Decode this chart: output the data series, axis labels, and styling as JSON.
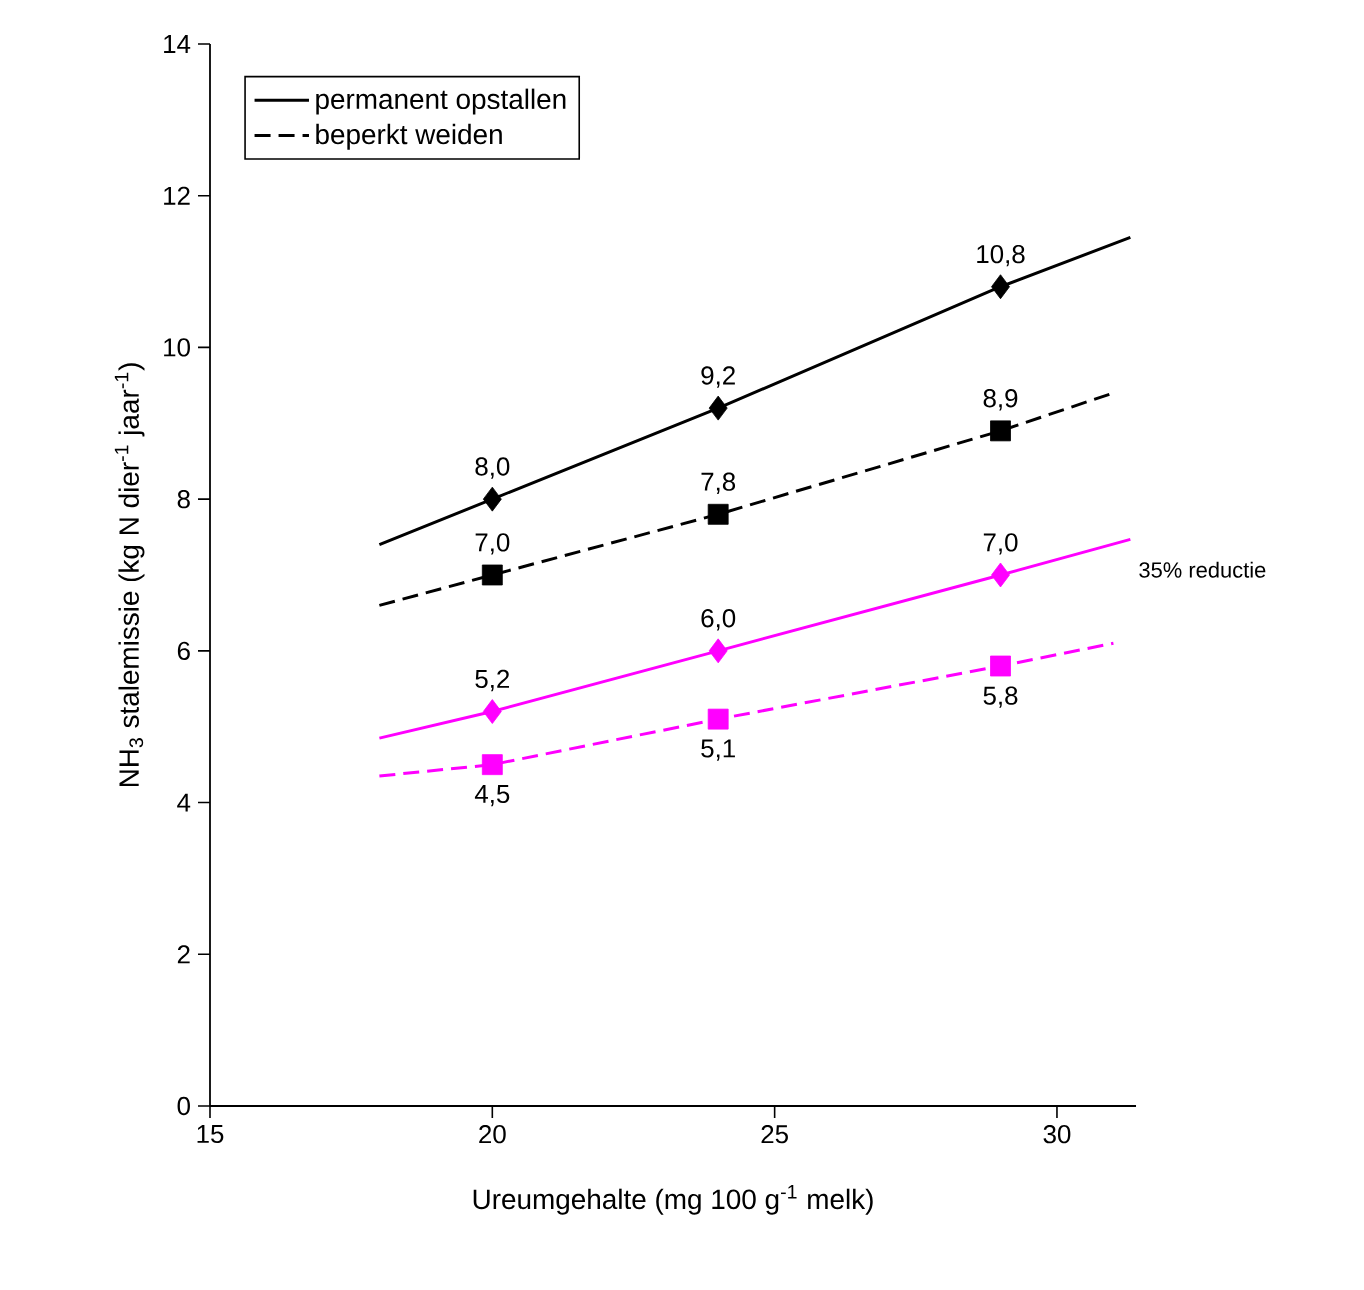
{
  "chart_data": {
    "type": "line",
    "xlabel": "Ureumgehalte (mg 100 g$^{-1}$ melk)",
    "ylabel": "NH$_{3}$ stalemissie (kg N dier$^{-1}$ jaar$^{-1}$)",
    "xlim": [
      15,
      31.4
    ],
    "ylim": [
      0,
      14
    ],
    "xticks": [
      15,
      20,
      25,
      30
    ],
    "yticks": [
      0,
      2,
      4,
      6,
      8,
      10,
      12,
      14
    ],
    "grid": false,
    "legend": "top left",
    "series": [
      {
        "name": "permanent opstallen",
        "color": "#000000",
        "line_style": "solid",
        "marker": "none",
        "x": [
          18,
          20,
          24,
          29,
          31.3
        ],
        "values": [
          7.4,
          8.0,
          9.2,
          10.8,
          11.45
        ]
      },
      {
        "name": "beperkt weiden",
        "color": "#000000",
        "line_style": "dashed",
        "marker": "none",
        "x": [
          18,
          20,
          24,
          29,
          31
        ],
        "values": [
          6.6,
          7.0,
          7.8,
          8.9,
          9.4
        ]
      },
      {
        "color": "#ff00ff",
        "line_style": "solid",
        "marker": "none",
        "x": [
          18,
          20,
          24,
          29,
          31.3
        ],
        "values": [
          4.85,
          5.2,
          6.0,
          7.0,
          7.47
        ]
      },
      {
        "color": "#ff00ff",
        "line_style": "dashed",
        "marker": "none",
        "x": [
          18,
          20,
          24,
          29,
          31
        ],
        "values": [
          4.35,
          4.5,
          5.1,
          5.8,
          6.1
        ]
      },
      {
        "type": "scatter",
        "color": "#000000",
        "marker": "diamond",
        "x": [
          20,
          24,
          29
        ],
        "values": [
          8.0,
          9.2,
          10.8
        ],
        "value_labels": [
          "8,0",
          "9,2",
          "10,8"
        ]
      },
      {
        "type": "scatter",
        "color": "#000000",
        "marker": "square",
        "x": [
          20,
          24,
          29
        ],
        "values": [
          7.0,
          7.8,
          8.9
        ],
        "value_labels": [
          "7,0",
          "7,8",
          "8,9"
        ]
      },
      {
        "type": "scatter",
        "color": "#ff00ff",
        "marker": "diamond",
        "x": [
          20,
          24,
          29
        ],
        "values": [
          5.2,
          6.0,
          7.0
        ],
        "value_labels": [
          "5,2",
          "6,0",
          "7,0"
        ]
      },
      {
        "type": "scatter",
        "color": "#ff00ff",
        "marker": "square",
        "x": [
          20,
          24,
          29
        ],
        "values": [
          4.5,
          5.1,
          5.8
        ],
        "value_labels": [
          "4,5",
          "5,1",
          "5,8"
        ]
      }
    ],
    "annotations": [
      "35% reductie"
    ]
  }
}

——————————

Exercise ::
Take every line that includes the string "series" and copy it.

Problem solution ::
Decode this chart: output the data series, axis labels, and styling as JSON.
    "series": [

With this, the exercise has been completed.